Where a line of the listing below includes the word "DMSO", reproduce that line.

▸ Record list
::::::::::

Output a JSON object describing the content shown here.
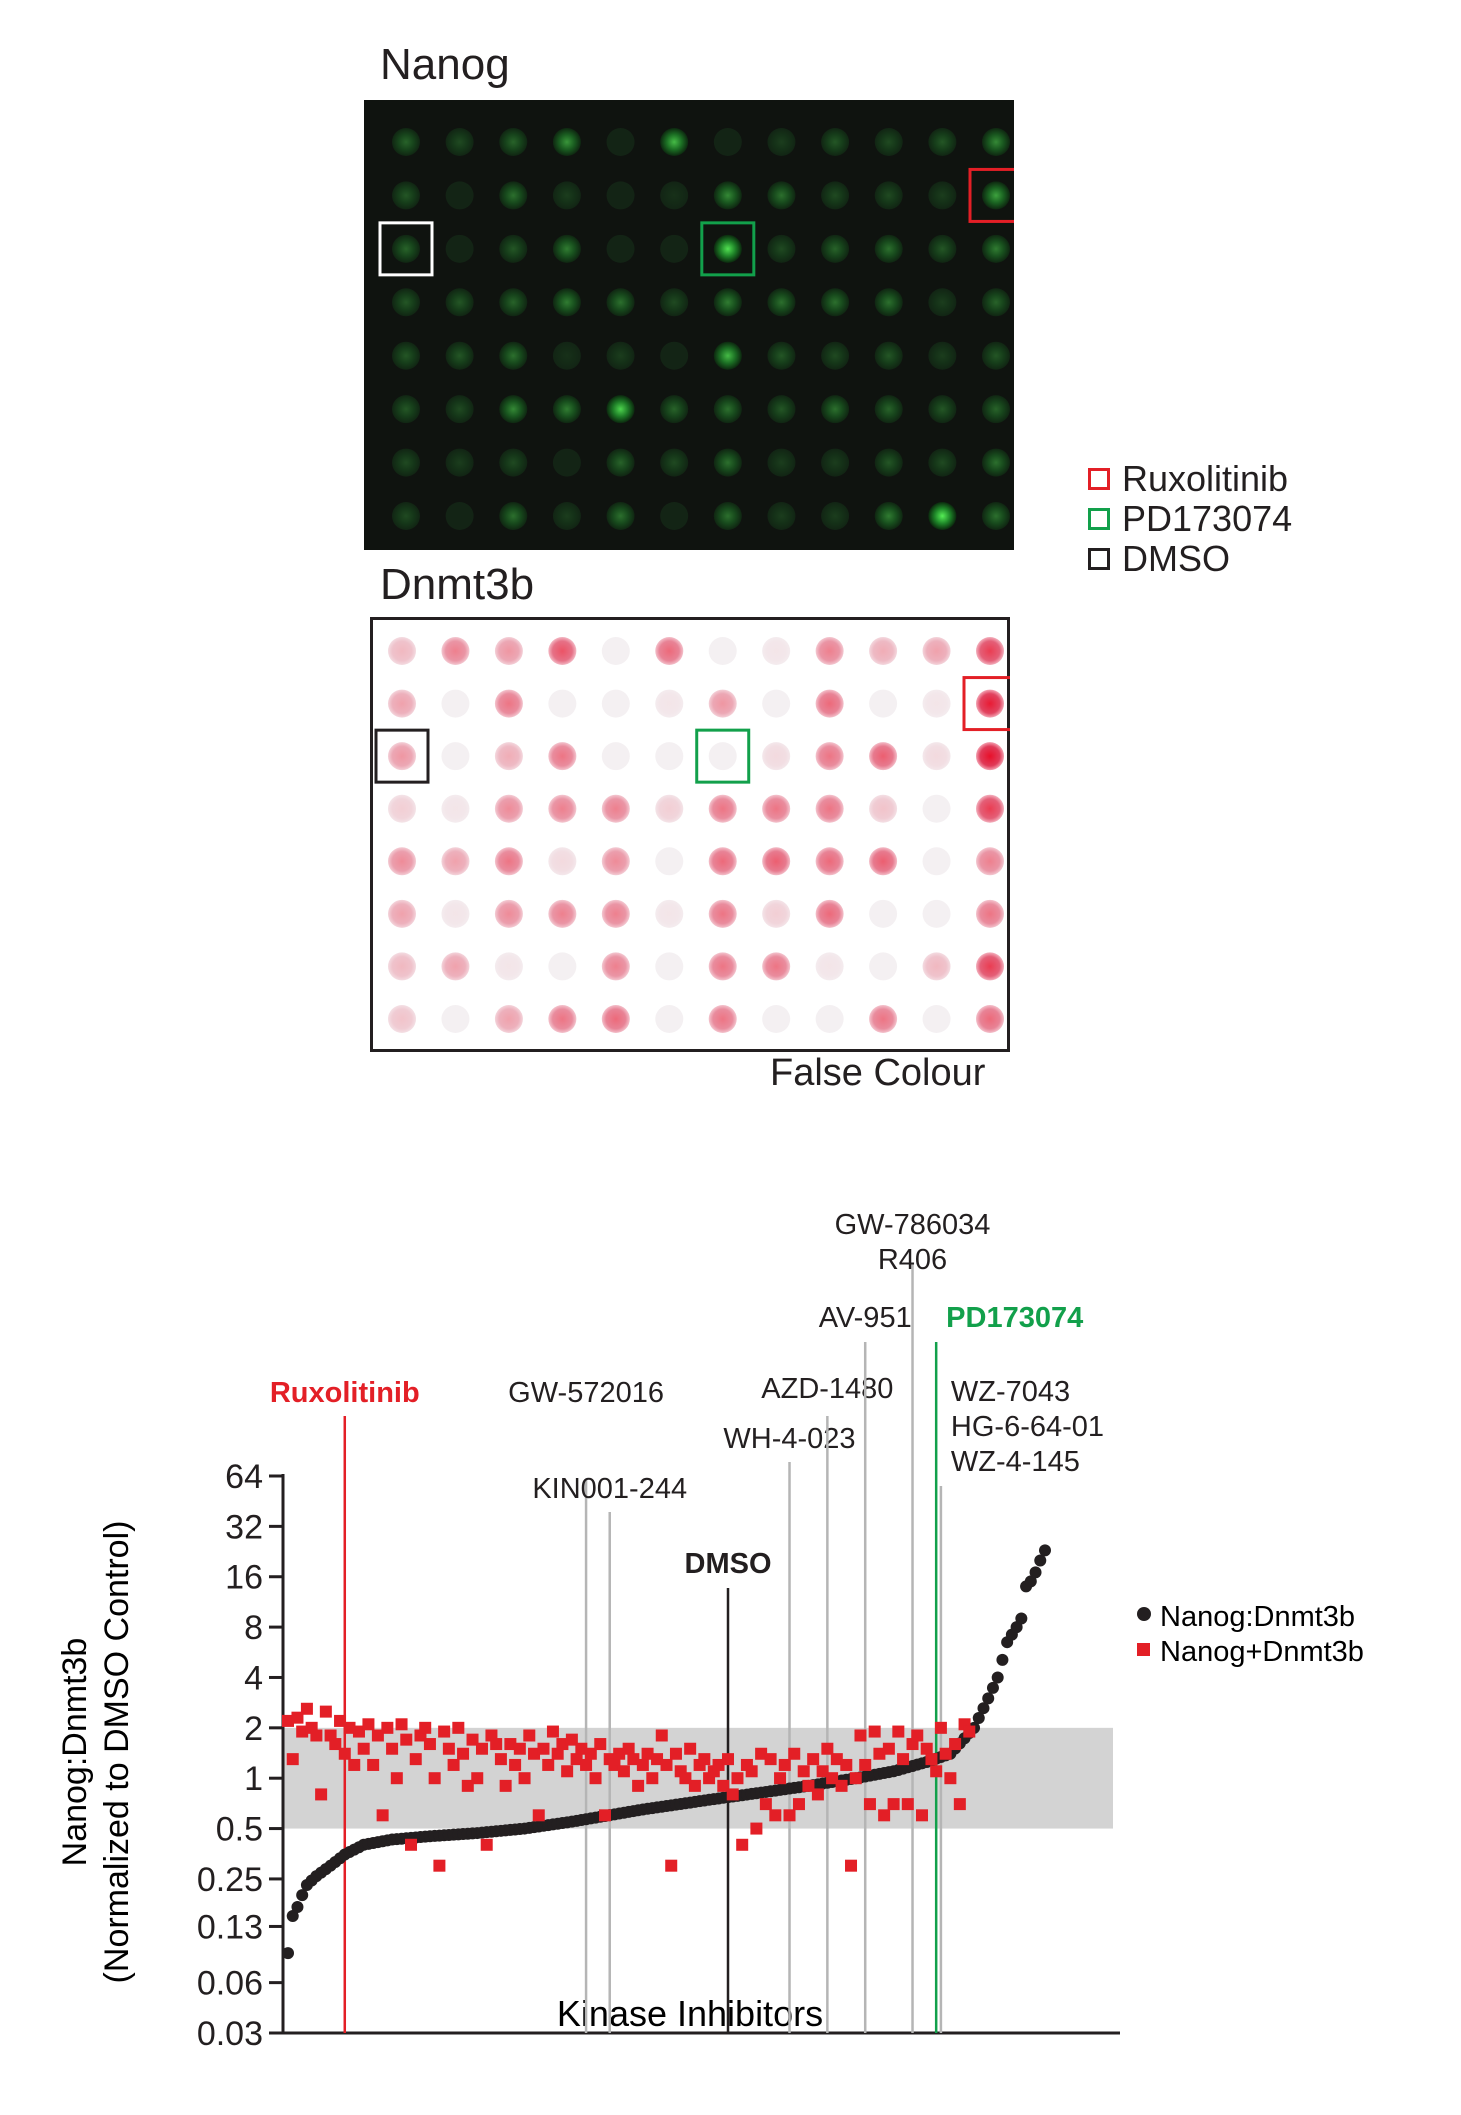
{
  "panels": {
    "top_title": "Nanog",
    "bottom_title": "Dnmt3b",
    "bottom_caption": "False Colour",
    "grid": {
      "rows": 8,
      "cols": 12
    },
    "highlights": [
      {
        "name": "Ruxolitinib",
        "row": 1,
        "col": 11,
        "color": "#e31f26"
      },
      {
        "name": "PD173074",
        "row": 2,
        "col": 6,
        "color": "#12a04b"
      },
      {
        "name": "DMSO",
        "row": 2,
        "col": 0,
        "color_top": "#ffffff",
        "color_bottom": "#231f20"
      }
    ],
    "nanog_intensity": [
      [
        0.25,
        0.15,
        0.25,
        0.45,
        0,
        0.6,
        0,
        0.1,
        0.2,
        0.15,
        0.2,
        0.4
      ],
      [
        0.2,
        0,
        0.3,
        0.1,
        0,
        0.05,
        0.4,
        0.3,
        0.15,
        0.15,
        0.1,
        0.5
      ],
      [
        0.25,
        0,
        0.2,
        0.35,
        0,
        0,
        0.75,
        0.15,
        0.25,
        0.3,
        0.2,
        0.35
      ],
      [
        0.2,
        0.2,
        0.25,
        0.35,
        0.3,
        0.15,
        0.35,
        0.3,
        0.3,
        0.3,
        0.1,
        0.25
      ],
      [
        0.2,
        0.2,
        0.3,
        0.05,
        0.1,
        0,
        0.6,
        0.2,
        0.15,
        0.2,
        0.1,
        0.2
      ],
      [
        0.2,
        0.15,
        0.4,
        0.35,
        0.7,
        0.25,
        0.3,
        0.2,
        0.3,
        0.25,
        0.2,
        0.25
      ],
      [
        0.15,
        0.1,
        0.15,
        0,
        0.25,
        0.15,
        0.3,
        0.1,
        0.1,
        0.2,
        0.15,
        0.3
      ],
      [
        0.15,
        0,
        0.3,
        0.1,
        0.3,
        0,
        0.3,
        0.1,
        0.1,
        0.35,
        0.8,
        0.3
      ]
    ],
    "dnmt3b_intensity": [
      [
        0.25,
        0.5,
        0.4,
        0.7,
        0,
        0.6,
        0,
        0.05,
        0.5,
        0.3,
        0.35,
        0.8
      ],
      [
        0.35,
        0,
        0.55,
        0,
        0,
        0.05,
        0.4,
        0,
        0.6,
        0,
        0.05,
        0.95
      ],
      [
        0.4,
        0,
        0.3,
        0.55,
        0,
        0,
        0,
        0.1,
        0.55,
        0.65,
        0.1,
        1.0
      ],
      [
        0.15,
        0.05,
        0.45,
        0.5,
        0.5,
        0.15,
        0.55,
        0.55,
        0.55,
        0.2,
        0,
        0.8
      ],
      [
        0.45,
        0.35,
        0.55,
        0.1,
        0.45,
        0,
        0.6,
        0.65,
        0.6,
        0.65,
        0,
        0.5
      ],
      [
        0.35,
        0.05,
        0.45,
        0.5,
        0.5,
        0.05,
        0.55,
        0.15,
        0.6,
        0,
        0,
        0.55
      ],
      [
        0.25,
        0.35,
        0.05,
        0,
        0.5,
        0,
        0.55,
        0.55,
        0.05,
        0,
        0.25,
        0.8
      ],
      [
        0.2,
        0,
        0.35,
        0.55,
        0.6,
        0,
        0.55,
        0,
        0,
        0.55,
        0,
        0.6
      ]
    ]
  },
  "legend_boxes": [
    {
      "label": "Ruxolitinib",
      "color": "#e31f26"
    },
    {
      "label": "PD173074",
      "color": "#12a04b"
    },
    {
      "label": "DMSO",
      "color": "#231f20"
    }
  ],
  "chart_data": {
    "type": "scatter",
    "xlabel": "Kinase Inhibitors",
    "ylabel": "Nanog:Dnmt3b",
    "ylabel_line2": "(Normalized to DMSO Control)",
    "y_scale": "log2",
    "ylim": [
      0.03,
      64
    ],
    "y_ticks": [
      64,
      32,
      16,
      8,
      4,
      2,
      1,
      0.5,
      0.25,
      0.13,
      0.06,
      0.03
    ],
    "y_tick_labels": [
      "64",
      "32",
      "16",
      "8",
      "4",
      "2",
      "1",
      "0.5",
      "0.25",
      "0.13",
      "0.06",
      "0.03"
    ],
    "band": [
      0.5,
      2
    ],
    "x_count": 155,
    "series": [
      {
        "name": "Nanog:Dnmt3b",
        "color": "#231f20",
        "marker": "circle",
        "anchors": [
          [
            0,
            0.09
          ],
          [
            1,
            0.15
          ],
          [
            2,
            0.17
          ],
          [
            3,
            0.2
          ],
          [
            4,
            0.23
          ],
          [
            6,
            0.26
          ],
          [
            9,
            0.3
          ],
          [
            12,
            0.35
          ],
          [
            16,
            0.4
          ],
          [
            22,
            0.43
          ],
          [
            30,
            0.45
          ],
          [
            40,
            0.47
          ],
          [
            50,
            0.5
          ],
          [
            60,
            0.55
          ],
          [
            75,
            0.65
          ],
          [
            90,
            0.75
          ],
          [
            100,
            0.82
          ],
          [
            110,
            0.9
          ],
          [
            120,
            1.0
          ],
          [
            128,
            1.1
          ],
          [
            135,
            1.25
          ],
          [
            140,
            1.4
          ],
          [
            145,
            2.0
          ],
          [
            148,
            3.0
          ],
          [
            150,
            4.0
          ],
          [
            152,
            6.5
          ],
          [
            154,
            8.0
          ],
          [
            155,
            9.0
          ],
          [
            156,
            14.0
          ],
          [
            157,
            15.0
          ],
          [
            158,
            17.0
          ],
          [
            159,
            20.0
          ],
          [
            160,
            23.0
          ]
        ]
      },
      {
        "name": "Nanog+Dnmt3b",
        "color": "#e31f26",
        "marker": "square",
        "values": [
          2.2,
          1.3,
          2.3,
          1.9,
          2.6,
          2.0,
          1.8,
          0.8,
          2.5,
          1.8,
          1.6,
          2.2,
          1.4,
          2.0,
          1.2,
          1.9,
          1.5,
          2.1,
          1.2,
          1.8,
          0.6,
          2.0,
          1.5,
          1.0,
          2.1,
          1.7,
          0.4,
          1.3,
          1.8,
          2.0,
          1.6,
          1.0,
          0.3,
          1.9,
          1.5,
          1.2,
          2.0,
          1.4,
          0.9,
          1.7,
          1.0,
          1.5,
          0.4,
          1.8,
          1.6,
          1.3,
          0.9,
          1.6,
          1.2,
          1.5,
          1.0,
          1.8,
          1.4,
          0.6,
          1.5,
          1.2,
          1.9,
          1.4,
          1.6,
          1.1,
          1.7,
          1.3,
          1.5,
          1.2,
          1.4,
          1.0,
          1.6,
          0.6,
          1.3,
          1.2,
          1.4,
          1.1,
          1.5,
          1.3,
          0.9,
          1.2,
          1.4,
          1.0,
          1.3,
          1.8,
          1.2,
          0.3,
          1.4,
          1.1,
          1.0,
          1.5,
          0.9,
          1.2,
          1.3,
          1.0,
          1.1,
          1.2,
          0.9,
          1.3,
          0.8,
          1.0,
          0.4,
          1.2,
          1.1,
          0.5,
          1.4,
          0.7,
          1.3,
          0.6,
          1.0,
          1.2,
          0.6,
          1.4,
          0.7,
          1.1,
          0.9,
          1.3,
          0.8,
          1.1,
          1.5,
          1.0,
          1.3,
          0.9,
          1.2,
          0.3,
          1.0,
          1.8,
          1.2,
          0.7,
          1.9,
          1.4,
          0.6,
          1.5,
          0.7,
          1.9,
          1.3,
          0.7,
          1.6,
          1.8,
          0.6,
          1.5,
          1.3,
          1.1,
          2.0,
          1.4,
          1.0,
          1.6,
          0.7,
          2.1,
          1.9
        ]
      }
    ],
    "annotations": [
      {
        "label": "Ruxolitinib",
        "lines": [
          "Ruxolitinib"
        ],
        "index": 12,
        "color": "#e31f26",
        "bold": true
      },
      {
        "label": "GW-572016",
        "lines": [
          "GW-572016"
        ],
        "index": 63,
        "color": "#231f20",
        "bold": false
      },
      {
        "label": "KIN001-244",
        "lines": [
          "KIN001-244"
        ],
        "index": 68,
        "color": "#231f20",
        "bold": false
      },
      {
        "label": "DMSO",
        "lines": [
          "DMSO"
        ],
        "index": 93,
        "color": "#231f20",
        "bold": true
      },
      {
        "label": "WH-4-023",
        "lines": [
          "WH-4-023"
        ],
        "index": 106,
        "color": "#231f20",
        "bold": false
      },
      {
        "label": "AZD-1480",
        "lines": [
          "AZD-1480"
        ],
        "index": 114,
        "color": "#231f20",
        "bold": false
      },
      {
        "label": "AV-951",
        "lines": [
          "AV-951"
        ],
        "index": 122,
        "color": "#231f20",
        "bold": false
      },
      {
        "label": "GW-786034 R406",
        "lines": [
          "GW-786034",
          "R406"
        ],
        "index": 132,
        "color": "#231f20",
        "bold": false
      },
      {
        "label": "PD173074",
        "lines": [
          "PD173074"
        ],
        "index": 137,
        "color": "#12a04b",
        "bold": true
      },
      {
        "label": "WZ-7043 HG-6-64-01 WZ-4-145",
        "lines": [
          "WZ-7043",
          "HG-6-64-01",
          "WZ-4-145"
        ],
        "index": 138,
        "color": "#231f20",
        "bold": false
      }
    ],
    "legend": {
      "placement": "right",
      "entries": [
        "Nanog:Dnmt3b",
        "Nanog+Dnmt3b"
      ]
    }
  }
}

::::::::::

▸ The answer
        "name": "DMSO",
      "label": "DMSO",
    "ylabel_line2": "(Normalized to DMSO Control)",
        "label": "DMSO",
          "DMSO"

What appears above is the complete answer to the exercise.